▶ [Material shown]
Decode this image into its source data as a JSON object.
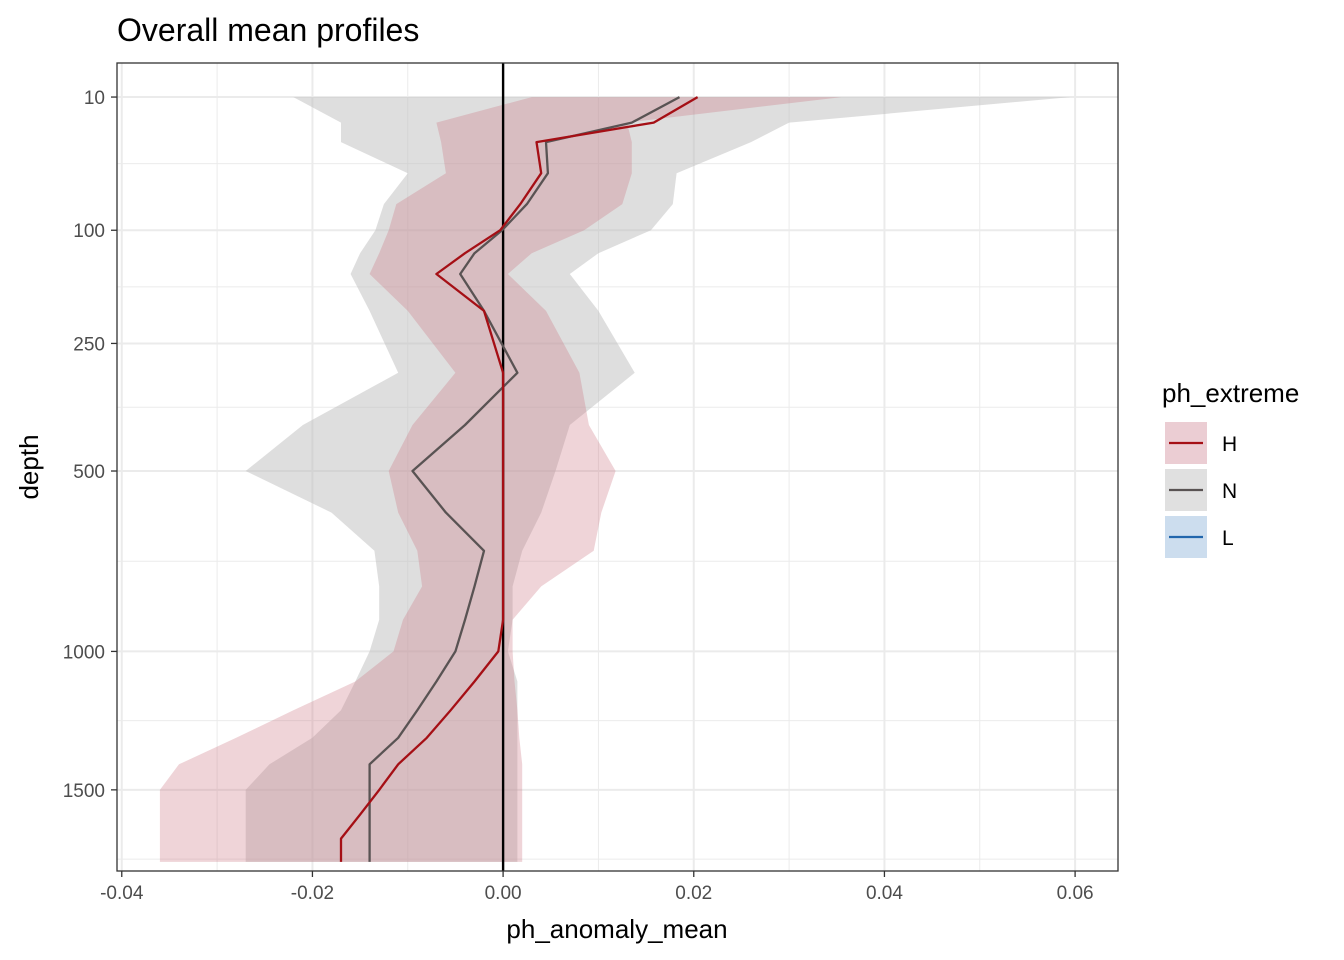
{
  "chart_data": {
    "type": "line",
    "title": "Overall mean profiles",
    "xlabel": "ph_anomaly_mean",
    "ylabel": "depth",
    "xlim": [
      -0.0405,
      0.0645
    ],
    "y_scale": "reverse-sqrt",
    "ylim_depth": [
      2,
      1840
    ],
    "x_ticks": [
      -0.04,
      -0.02,
      0.0,
      0.02,
      0.04,
      0.06
    ],
    "x_tick_labels": [
      "-0.04",
      "-0.02",
      "0.00",
      "0.02",
      "0.04",
      "0.06"
    ],
    "y_ticks": [
      10,
      100,
      250,
      500,
      1000,
      1500
    ],
    "y_tick_labels": [
      "10",
      "100",
      "250",
      "500",
      "1000",
      "1500"
    ],
    "vline_x": 0,
    "grid": true,
    "legend": {
      "title": "ph_extreme",
      "position": "right",
      "items": [
        {
          "key": "H",
          "label": "H",
          "line_color": "#A50F15",
          "fill_color": "#EBCDD3"
        },
        {
          "key": "N",
          "label": "N",
          "line_color": "#595353",
          "fill_color": "#E0E0E0"
        },
        {
          "key": "L",
          "label": "L",
          "line_color": "#2166AC",
          "fill_color": "#CCDDEE"
        }
      ]
    },
    "series": [
      {
        "name": "N",
        "line_color": "#595353",
        "fill_color": "#BEBEBE",
        "fill_opacity": 0.5,
        "depth": [
          10,
          20,
          30,
          50,
          75,
          100,
          125,
          150,
          200,
          300,
          400,
          500,
          600,
          700,
          800,
          900,
          1000,
          1100,
          1200,
          1300,
          1400,
          1500,
          1600,
          1700,
          1800
        ],
        "mean": [
          0.0185,
          0.0135,
          0.0045,
          0.0047,
          0.0025,
          -0.0001,
          -0.003,
          -0.0045,
          -0.002,
          0.0015,
          -0.004,
          -0.0095,
          -0.006,
          -0.002,
          -0.003,
          -0.004,
          -0.005,
          -0.007,
          -0.009,
          -0.011,
          -0.014,
          -0.014,
          -0.014,
          -0.014,
          -0.014
        ],
        "lower": [
          -0.022,
          -0.017,
          -0.017,
          -0.01,
          -0.0125,
          -0.0134,
          -0.015,
          -0.016,
          -0.014,
          -0.011,
          -0.021,
          -0.027,
          -0.018,
          -0.0135,
          -0.013,
          -0.013,
          -0.014,
          -0.0155,
          -0.017,
          -0.02,
          -0.0245,
          -0.027,
          -0.027,
          -0.027,
          -0.027
        ],
        "upper": [
          0.0595,
          0.03,
          0.026,
          0.0182,
          0.0178,
          0.0155,
          0.01,
          0.007,
          0.01,
          0.0138,
          0.007,
          0.0055,
          0.004,
          0.002,
          0.001,
          0.001,
          0.0005,
          0.0015,
          0.0015,
          0.0015,
          0.0015,
          0.0015,
          0.0015,
          0.0015,
          0.0015
        ]
      },
      {
        "name": "H",
        "line_color": "#A50F15",
        "fill_color": "#C9707F",
        "fill_opacity": 0.3,
        "depth": [
          10,
          20,
          30,
          50,
          75,
          100,
          125,
          150,
          200,
          300,
          400,
          500,
          600,
          700,
          800,
          900,
          1000,
          1100,
          1200,
          1300,
          1400,
          1500,
          1600,
          1700,
          1800
        ],
        "mean": [
          0.0204,
          0.0158,
          0.0035,
          0.004,
          0.0018,
          -0.0003,
          -0.004,
          -0.007,
          -0.002,
          0.0,
          0.0,
          0.0,
          0.0,
          0.0,
          0.0,
          0.0,
          -0.0005,
          -0.003,
          -0.0055,
          -0.008,
          -0.011,
          -0.013,
          -0.015,
          -0.017,
          -0.017
        ],
        "lower": [
          0.003,
          -0.007,
          -0.0065,
          -0.006,
          -0.0112,
          -0.012,
          -0.013,
          -0.014,
          -0.01,
          -0.005,
          -0.0095,
          -0.012,
          -0.011,
          -0.009,
          -0.0085,
          -0.0105,
          -0.0115,
          -0.0155,
          -0.022,
          -0.028,
          -0.034,
          -0.036,
          -0.036,
          -0.036,
          -0.036
        ],
        "upper": [
          0.0355,
          0.013,
          0.0135,
          0.0135,
          0.0125,
          0.0085,
          0.003,
          0.0005,
          0.0045,
          0.008,
          0.009,
          0.0118,
          0.0103,
          0.0095,
          0.004,
          0.001,
          0.001,
          0.0012,
          0.0015,
          0.0017,
          0.002,
          0.002,
          0.002,
          0.002,
          0.002
        ]
      }
    ]
  }
}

▶ [What the exercise asks] Copy the records above exactly, omitting every picture.

▶ [Answer in full]
Decode this image into its source data as a JSON object.
{
  "chart_data": {
    "type": "line",
    "title": "Overall mean profiles",
    "xlabel": "ph_anomaly_mean",
    "ylabel": "depth",
    "xlim": [
      -0.0405,
      0.0645
    ],
    "y_scale": "reverse-sqrt",
    "ylim_depth": [
      2,
      1840
    ],
    "x_ticks": [
      -0.04,
      -0.02,
      0.0,
      0.02,
      0.04,
      0.06
    ],
    "x_tick_labels": [
      "-0.04",
      "-0.02",
      "0.00",
      "0.02",
      "0.04",
      "0.06"
    ],
    "y_ticks": [
      10,
      100,
      250,
      500,
      1000,
      1500
    ],
    "y_tick_labels": [
      "10",
      "100",
      "250",
      "500",
      "1000",
      "1500"
    ],
    "vline_x": 0,
    "grid": true,
    "legend": {
      "title": "ph_extreme",
      "position": "right",
      "items": [
        {
          "key": "H",
          "label": "H",
          "line_color": "#A50F15",
          "fill_color": "#EBCDD3"
        },
        {
          "key": "N",
          "label": "N",
          "line_color": "#595353",
          "fill_color": "#E0E0E0"
        },
        {
          "key": "L",
          "label": "L",
          "line_color": "#2166AC",
          "fill_color": "#CCDDEE"
        }
      ]
    },
    "series": [
      {
        "name": "N",
        "line_color": "#595353",
        "fill_color": "#BEBEBE",
        "fill_opacity": 0.5,
        "depth": [
          10,
          20,
          30,
          50,
          75,
          100,
          125,
          150,
          200,
          300,
          400,
          500,
          600,
          700,
          800,
          900,
          1000,
          1100,
          1200,
          1300,
          1400,
          1500,
          1600,
          1700,
          1800
        ],
        "mean": [
          0.0185,
          0.0135,
          0.0045,
          0.0047,
          0.0025,
          -0.0001,
          -0.003,
          -0.0045,
          -0.002,
          0.0015,
          -0.004,
          -0.0095,
          -0.006,
          -0.002,
          -0.003,
          -0.004,
          -0.005,
          -0.007,
          -0.009,
          -0.011,
          -0.014,
          -0.014,
          -0.014,
          -0.014,
          -0.014
        ],
        "lower": [
          -0.022,
          -0.017,
          -0.017,
          -0.01,
          -0.0125,
          -0.0134,
          -0.015,
          -0.016,
          -0.014,
          -0.011,
          -0.021,
          -0.027,
          -0.018,
          -0.0135,
          -0.013,
          -0.013,
          -0.014,
          -0.0155,
          -0.017,
          -0.02,
          -0.0245,
          -0.027,
          -0.027,
          -0.027,
          -0.027
        ],
        "upper": [
          0.0595,
          0.03,
          0.026,
          0.0182,
          0.0178,
          0.0155,
          0.01,
          0.007,
          0.01,
          0.0138,
          0.007,
          0.0055,
          0.004,
          0.002,
          0.001,
          0.001,
          0.0005,
          0.0015,
          0.0015,
          0.0015,
          0.0015,
          0.0015,
          0.0015,
          0.0015,
          0.0015
        ]
      },
      {
        "name": "H",
        "line_color": "#A50F15",
        "fill_color": "#C9707F",
        "fill_opacity": 0.3,
        "depth": [
          10,
          20,
          30,
          50,
          75,
          100,
          125,
          150,
          200,
          300,
          400,
          500,
          600,
          700,
          800,
          900,
          1000,
          1100,
          1200,
          1300,
          1400,
          1500,
          1600,
          1700,
          1800
        ],
        "mean": [
          0.0204,
          0.0158,
          0.0035,
          0.004,
          0.0018,
          -0.0003,
          -0.004,
          -0.007,
          -0.002,
          0.0,
          0.0,
          0.0,
          0.0,
          0.0,
          0.0,
          0.0,
          -0.0005,
          -0.003,
          -0.0055,
          -0.008,
          -0.011,
          -0.013,
          -0.015,
          -0.017,
          -0.017
        ],
        "lower": [
          0.003,
          -0.007,
          -0.0065,
          -0.006,
          -0.0112,
          -0.012,
          -0.013,
          -0.014,
          -0.01,
          -0.005,
          -0.0095,
          -0.012,
          -0.011,
          -0.009,
          -0.0085,
          -0.0105,
          -0.0115,
          -0.0155,
          -0.022,
          -0.028,
          -0.034,
          -0.036,
          -0.036,
          -0.036,
          -0.036
        ],
        "upper": [
          0.0355,
          0.013,
          0.0135,
          0.0135,
          0.0125,
          0.0085,
          0.003,
          0.0005,
          0.0045,
          0.008,
          0.009,
          0.0118,
          0.0103,
          0.0095,
          0.004,
          0.001,
          0.001,
          0.0012,
          0.0015,
          0.0017,
          0.002,
          0.002,
          0.002,
          0.002,
          0.002
        ]
      }
    ]
  }
}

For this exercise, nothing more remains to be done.